### Given instruction:
Output every entry exactly as given.

### Material for this task:
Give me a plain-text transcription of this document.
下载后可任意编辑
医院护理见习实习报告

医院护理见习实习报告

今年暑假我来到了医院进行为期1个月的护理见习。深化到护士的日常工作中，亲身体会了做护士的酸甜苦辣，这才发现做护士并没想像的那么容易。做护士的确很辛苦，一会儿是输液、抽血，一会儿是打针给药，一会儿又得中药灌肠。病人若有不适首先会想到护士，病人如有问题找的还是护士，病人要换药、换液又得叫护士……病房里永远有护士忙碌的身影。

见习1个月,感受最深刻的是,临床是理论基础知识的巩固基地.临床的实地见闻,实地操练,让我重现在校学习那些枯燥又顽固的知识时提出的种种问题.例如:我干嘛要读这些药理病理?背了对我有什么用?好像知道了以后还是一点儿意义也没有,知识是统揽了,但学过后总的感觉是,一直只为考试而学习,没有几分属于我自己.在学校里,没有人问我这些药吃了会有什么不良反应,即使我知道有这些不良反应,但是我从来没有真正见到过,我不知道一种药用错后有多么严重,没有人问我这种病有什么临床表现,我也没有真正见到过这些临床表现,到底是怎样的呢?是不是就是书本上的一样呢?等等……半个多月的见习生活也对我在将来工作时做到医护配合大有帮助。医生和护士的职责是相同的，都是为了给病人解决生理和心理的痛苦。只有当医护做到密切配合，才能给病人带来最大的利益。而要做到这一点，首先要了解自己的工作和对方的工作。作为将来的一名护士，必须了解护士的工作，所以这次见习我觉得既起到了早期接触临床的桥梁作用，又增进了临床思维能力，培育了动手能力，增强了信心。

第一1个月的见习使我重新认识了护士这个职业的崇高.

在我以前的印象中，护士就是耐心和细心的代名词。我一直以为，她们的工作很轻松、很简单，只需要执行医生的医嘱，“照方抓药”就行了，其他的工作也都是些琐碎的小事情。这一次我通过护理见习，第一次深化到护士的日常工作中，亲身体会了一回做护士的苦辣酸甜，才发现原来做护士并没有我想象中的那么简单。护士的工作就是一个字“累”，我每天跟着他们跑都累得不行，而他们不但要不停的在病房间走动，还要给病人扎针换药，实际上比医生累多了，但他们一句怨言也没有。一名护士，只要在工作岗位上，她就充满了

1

### Result of the task:
Give me a plain-text transcription of this document.
下载后可任意编辑
医院护理见习实习报告

医院护理见习实习报告

今年暑假我来到了医院进行为期1个月的护理见习。深化到护士的日常工作中，亲身体会了做护士的酸甜苦辣，这才发现做护士并没想像的那么容易。做护士的确很辛苦，一会儿是输液、抽血，一会儿是打针给药，一会儿又得中药灌肠。病人若有不适首先会想到护士，病人如有问题找的还是护士，病人要换药、换液又得叫护士……病房里永远有护士忙碌的身影。

见习1个月,感受最深刻的是,临床是理论基础知识的巩固基地.临床的实地见闻,实地操练,让我重现在校学习那些枯燥又顽固的知识时提出的种种问题.例如:我干嘛要读这些药理病理?背了对我有什么用?好像知道了以后还是一点儿意义也没有,知识是统揽了,但学过后总的感觉是,一直只为考试而学习,没有几分属于我自己.在学校里,没有人问我这些药吃了会有什么不良反应,即使我知道有这些不良反应,但是我从来没有真正见到过,我不知道一种药用错后有多么严重,没有人问我这种病有什么临床表现,我也没有真正见到过这些临床表现,到底是怎样的呢?是不是就是书本上的一样呢?等等……半个多月的见习生活也对我在将来工作时做到医护配合大有帮助。医生和护士的职责是相同的，都是为了给病人解决生理和心理的痛苦。只有当医护做到密切配合，才能给病人带来最大的利益。而要做到这一点，首先要了解自己的工作和对方的工作。作为将来的一名护士，必须了解护士的工作，所以这次见习我觉得既起到了早期接触临床的桥梁作用，又增进了临床思维能力，培育了动手能力，增强了信心。

第一1个月的见习使我重新认识了护士这个职业的崇高.

在我以前的印象中，护士就是耐心和细心的代名词。我一直以为，她们的工作很轻松、很简单，只需要执行医生的医嘱，“照方抓药”就行了，其他的工作也都是些琐碎的小事情。这一次我通过护理见习，第一次深化到护士的日常工作中，亲身体会了一回做护士的苦辣酸甜，才发现原来做护士并没有我想象中的那么简单。护士的工作就是一个字“累”，我每天跟着他们跑都累得不行，而他们不但要不停的在病房间走动，还要给病人扎针换药，实际上比医生累多了，但他们一句怨言也没有。一名护士，只要在工作岗位上，她就充满了

1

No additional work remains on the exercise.